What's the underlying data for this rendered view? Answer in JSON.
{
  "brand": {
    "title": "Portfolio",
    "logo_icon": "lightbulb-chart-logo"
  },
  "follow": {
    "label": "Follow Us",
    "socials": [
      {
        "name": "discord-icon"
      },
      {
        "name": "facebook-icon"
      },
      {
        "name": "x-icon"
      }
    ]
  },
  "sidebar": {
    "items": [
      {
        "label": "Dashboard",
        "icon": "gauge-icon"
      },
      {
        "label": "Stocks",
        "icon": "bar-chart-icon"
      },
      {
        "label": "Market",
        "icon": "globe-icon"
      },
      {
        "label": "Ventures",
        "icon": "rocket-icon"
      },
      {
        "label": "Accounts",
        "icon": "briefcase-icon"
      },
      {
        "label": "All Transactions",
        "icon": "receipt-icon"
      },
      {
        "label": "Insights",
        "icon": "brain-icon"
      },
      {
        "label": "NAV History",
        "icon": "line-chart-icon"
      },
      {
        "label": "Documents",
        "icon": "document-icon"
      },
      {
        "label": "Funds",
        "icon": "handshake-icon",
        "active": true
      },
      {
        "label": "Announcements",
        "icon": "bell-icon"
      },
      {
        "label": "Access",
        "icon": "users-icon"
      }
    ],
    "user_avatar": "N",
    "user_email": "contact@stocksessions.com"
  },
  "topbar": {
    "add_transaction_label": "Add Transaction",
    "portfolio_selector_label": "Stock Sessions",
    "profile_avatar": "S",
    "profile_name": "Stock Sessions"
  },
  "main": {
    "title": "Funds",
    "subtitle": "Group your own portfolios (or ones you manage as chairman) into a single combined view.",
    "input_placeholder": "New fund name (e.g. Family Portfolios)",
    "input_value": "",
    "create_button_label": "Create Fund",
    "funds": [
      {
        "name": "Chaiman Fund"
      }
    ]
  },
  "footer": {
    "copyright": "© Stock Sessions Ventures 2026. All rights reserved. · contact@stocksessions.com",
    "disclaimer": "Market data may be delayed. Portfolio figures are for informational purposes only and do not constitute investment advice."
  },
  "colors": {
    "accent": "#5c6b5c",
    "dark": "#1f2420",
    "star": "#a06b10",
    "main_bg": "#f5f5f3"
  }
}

-.-.-

> Problem
Above are some records. Report the number of their lines that include "chart", and add nothing else.

> Exercise solution
3